- **Requirements**
Records follow. Pull out every line that contains "source".

## BEGIN Raw records

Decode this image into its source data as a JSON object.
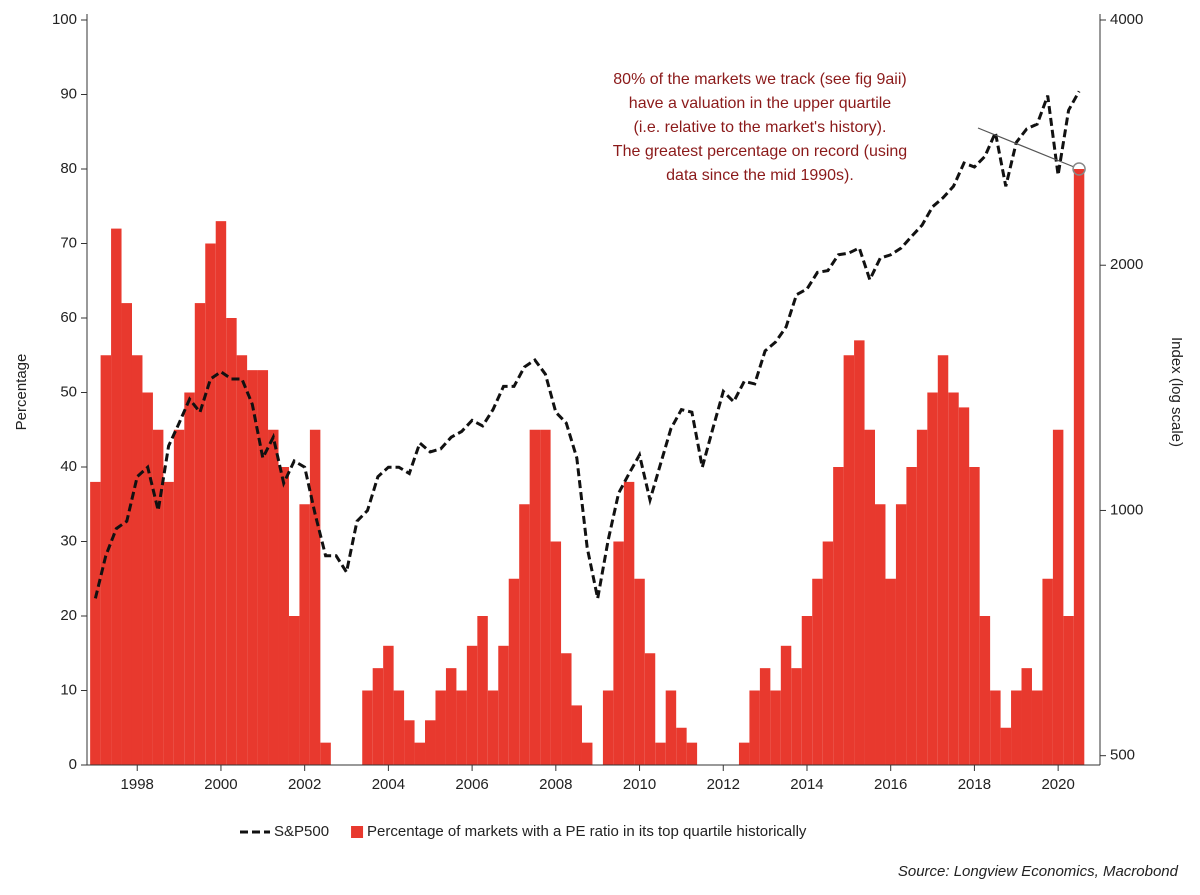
{
  "chart_data": {
    "type": "bar-line",
    "annotation": [
      "80% of the markets we track (see fig 9aii)",
      "have a valuation in the upper quartile",
      "(i.e. relative to the market's history).",
      "The greatest percentage on record (using",
      "data since the mid 1990s)."
    ],
    "source": "Source: Longview Economics, Macrobond",
    "ylabel": "Percentage",
    "y2label": "Index (log scale)",
    "xlim": [
      1996.8,
      2021.0
    ],
    "xticks": [
      1998,
      2000,
      2002,
      2004,
      2006,
      2008,
      2010,
      2012,
      2014,
      2016,
      2018,
      2020
    ],
    "ylim": [
      0,
      100
    ],
    "yticks": [
      0,
      10,
      20,
      30,
      40,
      50,
      60,
      70,
      80,
      90,
      100
    ],
    "y2lim": [
      487,
      4000
    ],
    "y2ticks": [
      500,
      1000,
      2000,
      4000
    ],
    "y2log": true,
    "x": [
      1997,
      1997.25,
      1997.5,
      1997.75,
      1998,
      1998.25,
      1998.5,
      1998.75,
      1999,
      1999.25,
      1999.5,
      1999.75,
      2000,
      2000.25,
      2000.5,
      2000.75,
      2001,
      2001.25,
      2001.5,
      2001.75,
      2002,
      2002.25,
      2002.5,
      2002.75,
      2003,
      2003.25,
      2003.5,
      2003.75,
      2004,
      2004.25,
      2004.5,
      2004.75,
      2005,
      2005.25,
      2005.5,
      2005.75,
      2006,
      2006.25,
      2006.5,
      2006.75,
      2007,
      2007.25,
      2007.5,
      2007.75,
      2008,
      2008.25,
      2008.5,
      2008.75,
      2009,
      2009.25,
      2009.5,
      2009.75,
      2010,
      2010.25,
      2010.5,
      2010.75,
      2011,
      2011.25,
      2011.5,
      2011.75,
      2012,
      2012.25,
      2012.5,
      2012.75,
      2013,
      2013.25,
      2013.5,
      2013.75,
      2014,
      2014.25,
      2014.5,
      2014.75,
      2015,
      2015.25,
      2015.5,
      2015.75,
      2016,
      2016.25,
      2016.5,
      2016.75,
      2017,
      2017.25,
      2017.5,
      2017.75,
      2018,
      2018.25,
      2018.5,
      2018.75,
      2019,
      2019.25,
      2019.5,
      2019.75,
      2020,
      2020.25,
      2020.5
    ],
    "series": [
      {
        "name": "Percentage of markets with a PE ratio in its top quartile historically",
        "kind": "bar",
        "color": "#e8392e",
        "values": [
          38,
          55,
          72,
          62,
          55,
          50,
          45,
          38,
          45,
          50,
          62,
          70,
          73,
          60,
          55,
          53,
          53,
          45,
          40,
          20,
          35,
          45,
          3,
          0,
          0,
          0,
          10,
          13,
          16,
          10,
          6,
          3,
          6,
          10,
          13,
          10,
          16,
          20,
          10,
          16,
          25,
          35,
          45,
          45,
          30,
          15,
          8,
          3,
          0,
          10,
          30,
          38,
          25,
          15,
          3,
          10,
          5,
          3,
          0,
          0,
          0,
          0,
          3,
          10,
          13,
          10,
          16,
          13,
          20,
          25,
          30,
          40,
          55,
          57,
          45,
          35,
          25,
          35,
          40,
          45,
          50,
          55,
          50,
          48,
          40,
          20,
          10,
          5,
          10,
          13,
          10,
          25,
          45,
          20,
          80
        ]
      },
      {
        "name": "S&P500",
        "kind": "line",
        "axis": "y2",
        "color": "#111111",
        "values": [
          780,
          880,
          950,
          970,
          1100,
          1130,
          1000,
          1200,
          1280,
          1370,
          1320,
          1450,
          1480,
          1450,
          1450,
          1350,
          1160,
          1230,
          1080,
          1150,
          1130,
          990,
          880,
          880,
          840,
          970,
          1000,
          1100,
          1130,
          1130,
          1110,
          1210,
          1180,
          1190,
          1230,
          1250,
          1290,
          1270,
          1330,
          1420,
          1420,
          1500,
          1530,
          1470,
          1320,
          1280,
          1160,
          900,
          780,
          920,
          1050,
          1110,
          1170,
          1030,
          1140,
          1260,
          1330,
          1320,
          1130,
          1260,
          1400,
          1360,
          1440,
          1430,
          1570,
          1610,
          1680,
          1840,
          1870,
          1960,
          1970,
          2060,
          2070,
          2100,
          1920,
          2040,
          2060,
          2100,
          2170,
          2240,
          2360,
          2420,
          2500,
          2670,
          2640,
          2720,
          2910,
          2500,
          2830,
          2940,
          2980,
          3230,
          2580,
          3100,
          3270
        ]
      }
    ]
  }
}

## END Raw records

- **Response to the task**
Decode this image into its source data as a JSON object.
    "source": "Source: Longview Economics, Macrobond",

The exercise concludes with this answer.